[Figure content listings]

>>>>>

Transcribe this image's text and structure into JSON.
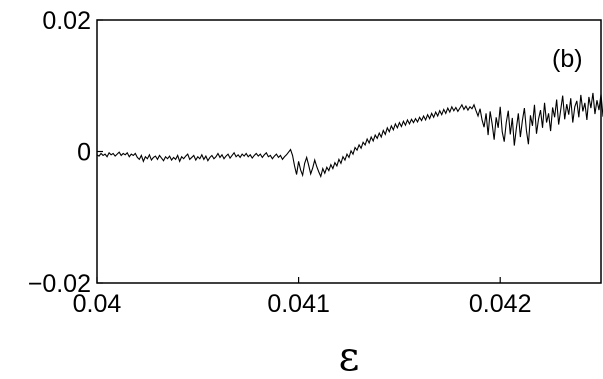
{
  "chart_data": {
    "type": "line",
    "panel_label": "(b)",
    "title": "",
    "xlabel": "ε",
    "ylabel": "",
    "xlim": [
      0.04,
      0.0425
    ],
    "ylim": [
      -0.02,
      0.02
    ],
    "grid": false,
    "x_ticks": [
      {
        "value": 0.04,
        "label": "0.04"
      },
      {
        "value": 0.041,
        "label": "0.041"
      },
      {
        "value": 0.042,
        "label": "0.042"
      }
    ],
    "y_ticks": [
      {
        "value": 0.02,
        "label": "0.02"
      },
      {
        "value": 0,
        "label": "0"
      },
      {
        "value": -0.02,
        "label": "−0.02"
      }
    ],
    "series": [
      {
        "x_start": 0.04,
        "x_step": 1e-05,
        "y": [
          -0.0005,
          -0.0007,
          -0.0003,
          -0.0006,
          -0.0004,
          -0.0008,
          -0.0002,
          -0.0005,
          -0.0003,
          -0.0007,
          -0.0004,
          -0.0001,
          -0.0006,
          -0.0003,
          -0.0005,
          -0.0002,
          -0.0008,
          -0.0004,
          -0.0006,
          -0.0003,
          -0.0009,
          -0.0012,
          -0.0006,
          -0.0015,
          -0.0008,
          -0.0011,
          -0.0005,
          -0.0013,
          -0.0009,
          -0.0007,
          -0.0012,
          -0.0006,
          -0.001,
          -0.0014,
          -0.0008,
          -0.0011,
          -0.0007,
          -0.0013,
          -0.0009,
          -0.0012,
          -0.0006,
          -0.0015,
          -0.0008,
          -0.0011,
          -0.0007,
          -0.0004,
          -0.0012,
          -0.0009,
          -0.0006,
          -0.0013,
          -0.0008,
          -0.0011,
          -0.0005,
          -0.0012,
          -0.0007,
          -0.0014,
          -0.0009,
          -0.0006,
          -0.0011,
          -0.0008,
          -0.0003,
          -0.0009,
          -0.0005,
          -0.0011,
          -0.0007,
          -0.0004,
          -0.001,
          -0.0006,
          -0.0002,
          -0.0008,
          -0.0005,
          -0.0009,
          -0.0004,
          -0.0007,
          -0.0003,
          -0.0008,
          -0.0005,
          -0.001,
          -0.0006,
          -0.0003,
          -0.0007,
          -0.0004,
          -0.0009,
          -0.0005,
          -0.0002,
          -0.0008,
          -0.0006,
          -0.0011,
          -0.0007,
          -0.0004,
          -0.0009,
          -0.0006,
          -0.0012,
          -0.0008,
          -0.0005,
          -0.0001,
          0.0003,
          -0.0006,
          -0.0022,
          -0.0035,
          -0.0015,
          -0.0028,
          -0.0036,
          -0.0018,
          -0.0009,
          -0.0021,
          -0.0034,
          -0.0025,
          -0.0013,
          -0.0023,
          -0.0031,
          -0.0038,
          -0.0026,
          -0.0033,
          -0.0024,
          -0.0029,
          -0.002,
          -0.0026,
          -0.0017,
          -0.0022,
          -0.0012,
          -0.0018,
          -0.0008,
          -0.0013,
          -0.0004,
          -0.0009,
          0.0001,
          -0.0004,
          0.0006,
          0.0002,
          0.001,
          0.0005,
          0.0014,
          0.001,
          0.0019,
          0.0013,
          0.0022,
          0.0016,
          0.0025,
          0.002,
          0.0028,
          0.0022,
          0.0032,
          0.0026,
          0.0036,
          0.003,
          0.0039,
          0.0033,
          0.0042,
          0.0036,
          0.0044,
          0.0038,
          0.0046,
          0.004,
          0.0048,
          0.0042,
          0.0049,
          0.0044,
          0.005,
          0.0045,
          0.0052,
          0.0047,
          0.0054,
          0.0048,
          0.0056,
          0.005,
          0.0058,
          0.0052,
          0.006,
          0.0054,
          0.0062,
          0.0056,
          0.0064,
          0.0058,
          0.0066,
          0.006,
          0.0068,
          0.0062,
          0.0067,
          0.0061,
          0.0066,
          0.0071,
          0.0064,
          0.0069,
          0.0063,
          0.0068,
          0.0065,
          0.0071,
          0.0062,
          0.0054,
          0.0065,
          0.0048,
          0.0037,
          0.0058,
          0.0025,
          0.0061,
          0.0042,
          0.0018,
          0.0052,
          0.0036,
          0.0068,
          0.003,
          0.0015,
          0.0044,
          0.0062,
          0.0026,
          0.0051,
          0.0009,
          0.0035,
          0.0058,
          0.0022,
          0.0047,
          0.0066,
          0.0032,
          0.0011,
          0.0055,
          0.0039,
          0.0071,
          0.0027,
          0.0049,
          0.0063,
          0.0036,
          0.0074,
          0.0044,
          0.0058,
          0.0031,
          0.0067,
          0.0052,
          0.0079,
          0.0041,
          0.0063,
          0.0085,
          0.0049,
          0.0072,
          0.0056,
          0.0081,
          0.0044,
          0.0068,
          0.0077,
          0.0052,
          0.0086,
          0.0061,
          0.0074,
          0.0048,
          0.0083,
          0.0066,
          0.0089,
          0.0057,
          0.0078,
          0.0063,
          0.0087,
          0.0053,
          0.0071,
          0.0092,
          0.0059,
          0.0081,
          0.0067,
          0.0054
        ]
      }
    ]
  }
}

<<<<<

__WHAT YOU SHOULD DO__.
Pick out every line holding the string "value" and return it.

__ANSWER TO THIS PROBLEM__.
        "value": 0.04,
        "value": 0.041,
        "value": 0.042,
        "value": 0.02,
        "value": 0,
        "value": -0.02,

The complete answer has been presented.